▸ What is required:
What is the number of lines containing "průvodci"? Give only that number.

(Saved entries)
+ + + + +
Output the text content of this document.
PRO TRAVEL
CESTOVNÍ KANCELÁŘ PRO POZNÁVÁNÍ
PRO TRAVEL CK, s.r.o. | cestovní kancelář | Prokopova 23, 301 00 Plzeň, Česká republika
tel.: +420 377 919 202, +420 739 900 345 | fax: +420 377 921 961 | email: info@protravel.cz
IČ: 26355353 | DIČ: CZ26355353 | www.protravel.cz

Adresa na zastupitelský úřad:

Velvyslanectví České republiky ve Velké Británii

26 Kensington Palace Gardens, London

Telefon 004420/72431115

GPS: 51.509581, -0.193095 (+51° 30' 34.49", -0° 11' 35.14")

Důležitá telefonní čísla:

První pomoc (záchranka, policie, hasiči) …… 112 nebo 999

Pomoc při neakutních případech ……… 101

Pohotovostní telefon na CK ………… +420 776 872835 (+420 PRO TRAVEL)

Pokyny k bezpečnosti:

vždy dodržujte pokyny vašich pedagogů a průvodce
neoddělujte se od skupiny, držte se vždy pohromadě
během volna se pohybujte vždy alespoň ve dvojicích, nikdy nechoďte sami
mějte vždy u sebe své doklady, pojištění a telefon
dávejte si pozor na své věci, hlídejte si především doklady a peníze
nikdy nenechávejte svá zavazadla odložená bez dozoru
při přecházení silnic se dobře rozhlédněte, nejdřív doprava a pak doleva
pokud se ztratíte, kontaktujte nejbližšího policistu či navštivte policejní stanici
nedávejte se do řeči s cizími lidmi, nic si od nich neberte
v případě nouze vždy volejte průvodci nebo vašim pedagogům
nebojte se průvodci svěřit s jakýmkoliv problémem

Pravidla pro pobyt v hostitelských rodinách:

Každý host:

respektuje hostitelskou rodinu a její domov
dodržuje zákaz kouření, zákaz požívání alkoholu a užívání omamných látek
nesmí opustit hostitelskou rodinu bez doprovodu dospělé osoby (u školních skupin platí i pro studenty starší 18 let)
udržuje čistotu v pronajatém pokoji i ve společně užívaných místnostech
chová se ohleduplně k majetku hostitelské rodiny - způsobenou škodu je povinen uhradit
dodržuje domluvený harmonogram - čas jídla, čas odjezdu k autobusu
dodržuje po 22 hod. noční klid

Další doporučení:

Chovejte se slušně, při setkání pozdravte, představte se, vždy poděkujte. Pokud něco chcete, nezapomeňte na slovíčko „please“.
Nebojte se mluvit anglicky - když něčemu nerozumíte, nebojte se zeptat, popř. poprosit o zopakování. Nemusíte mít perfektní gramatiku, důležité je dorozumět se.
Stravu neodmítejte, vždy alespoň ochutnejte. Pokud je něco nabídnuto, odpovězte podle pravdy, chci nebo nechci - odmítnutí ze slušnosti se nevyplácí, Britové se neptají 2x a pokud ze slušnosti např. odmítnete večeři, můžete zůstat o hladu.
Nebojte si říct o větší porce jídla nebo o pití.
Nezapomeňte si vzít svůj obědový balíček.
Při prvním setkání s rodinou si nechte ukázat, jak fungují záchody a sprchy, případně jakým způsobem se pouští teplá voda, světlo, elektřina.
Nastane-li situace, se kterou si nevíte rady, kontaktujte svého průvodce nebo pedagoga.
+ + + + +
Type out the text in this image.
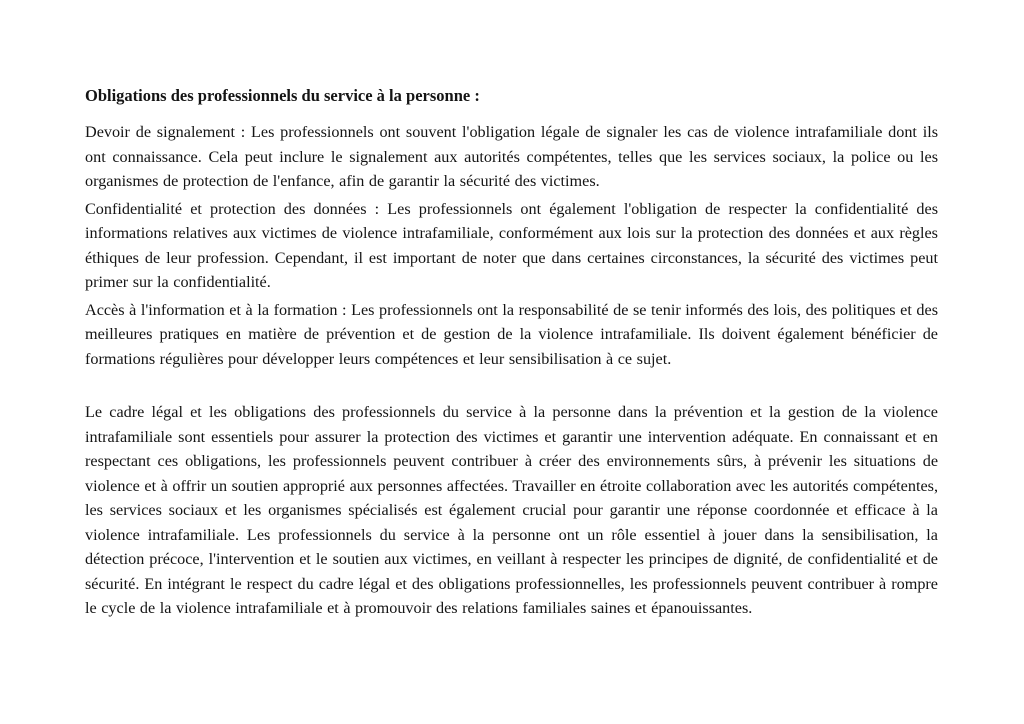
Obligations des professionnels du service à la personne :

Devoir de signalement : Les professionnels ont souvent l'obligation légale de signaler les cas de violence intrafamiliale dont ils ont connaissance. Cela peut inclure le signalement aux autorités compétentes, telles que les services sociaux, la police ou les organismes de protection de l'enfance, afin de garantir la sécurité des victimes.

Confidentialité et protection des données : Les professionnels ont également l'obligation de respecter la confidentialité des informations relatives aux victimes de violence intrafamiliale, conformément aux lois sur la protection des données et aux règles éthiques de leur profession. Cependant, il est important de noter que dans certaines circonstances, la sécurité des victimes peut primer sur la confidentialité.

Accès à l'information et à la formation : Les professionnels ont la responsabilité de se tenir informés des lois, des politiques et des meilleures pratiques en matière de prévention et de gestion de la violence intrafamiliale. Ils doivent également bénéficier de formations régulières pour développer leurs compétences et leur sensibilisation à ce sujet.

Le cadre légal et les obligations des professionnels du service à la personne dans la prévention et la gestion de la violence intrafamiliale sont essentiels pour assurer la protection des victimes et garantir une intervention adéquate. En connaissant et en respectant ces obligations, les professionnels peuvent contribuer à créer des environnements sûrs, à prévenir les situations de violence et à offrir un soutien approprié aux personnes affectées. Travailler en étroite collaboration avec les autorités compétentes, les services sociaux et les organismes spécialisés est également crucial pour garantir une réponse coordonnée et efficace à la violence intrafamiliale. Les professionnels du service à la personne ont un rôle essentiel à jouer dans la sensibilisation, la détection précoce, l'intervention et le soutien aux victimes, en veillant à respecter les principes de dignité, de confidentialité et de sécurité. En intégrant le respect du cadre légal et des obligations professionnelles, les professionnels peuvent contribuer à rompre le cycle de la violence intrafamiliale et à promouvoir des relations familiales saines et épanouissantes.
+ + + + +
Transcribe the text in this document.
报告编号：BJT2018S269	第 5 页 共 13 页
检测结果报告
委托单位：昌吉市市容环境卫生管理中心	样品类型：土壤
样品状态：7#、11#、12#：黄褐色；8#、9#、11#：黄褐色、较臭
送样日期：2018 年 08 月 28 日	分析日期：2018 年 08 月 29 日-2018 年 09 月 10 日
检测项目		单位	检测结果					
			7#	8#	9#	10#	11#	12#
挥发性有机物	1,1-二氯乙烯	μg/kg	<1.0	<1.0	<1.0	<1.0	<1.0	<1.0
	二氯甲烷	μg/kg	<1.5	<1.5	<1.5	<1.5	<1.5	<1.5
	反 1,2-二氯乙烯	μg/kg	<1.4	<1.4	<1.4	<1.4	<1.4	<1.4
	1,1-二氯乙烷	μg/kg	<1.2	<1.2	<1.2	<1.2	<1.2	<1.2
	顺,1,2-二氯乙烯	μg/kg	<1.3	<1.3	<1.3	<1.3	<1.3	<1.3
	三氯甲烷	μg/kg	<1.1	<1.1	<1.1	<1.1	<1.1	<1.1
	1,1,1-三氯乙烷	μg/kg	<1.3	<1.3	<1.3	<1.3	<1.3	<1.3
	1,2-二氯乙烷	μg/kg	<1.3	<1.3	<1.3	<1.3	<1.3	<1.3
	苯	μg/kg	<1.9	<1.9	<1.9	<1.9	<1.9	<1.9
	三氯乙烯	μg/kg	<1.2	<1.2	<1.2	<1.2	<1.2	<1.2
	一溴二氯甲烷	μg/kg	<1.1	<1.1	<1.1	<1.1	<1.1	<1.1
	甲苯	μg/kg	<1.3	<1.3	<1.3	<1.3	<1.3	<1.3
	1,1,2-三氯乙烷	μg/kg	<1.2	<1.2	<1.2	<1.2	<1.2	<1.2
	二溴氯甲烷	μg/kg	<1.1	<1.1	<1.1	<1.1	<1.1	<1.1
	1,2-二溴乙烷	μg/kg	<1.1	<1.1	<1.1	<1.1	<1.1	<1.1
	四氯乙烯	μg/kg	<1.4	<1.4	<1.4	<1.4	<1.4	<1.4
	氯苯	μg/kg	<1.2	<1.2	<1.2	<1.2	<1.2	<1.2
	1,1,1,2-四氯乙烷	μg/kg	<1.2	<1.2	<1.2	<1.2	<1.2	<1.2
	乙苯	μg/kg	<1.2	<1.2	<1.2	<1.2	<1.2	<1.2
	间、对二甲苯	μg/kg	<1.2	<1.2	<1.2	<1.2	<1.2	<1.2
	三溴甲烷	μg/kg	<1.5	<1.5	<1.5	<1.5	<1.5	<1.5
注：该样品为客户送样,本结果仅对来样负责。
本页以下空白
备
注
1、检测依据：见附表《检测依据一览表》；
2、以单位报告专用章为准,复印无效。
+ + + + +
▸ The solution:
2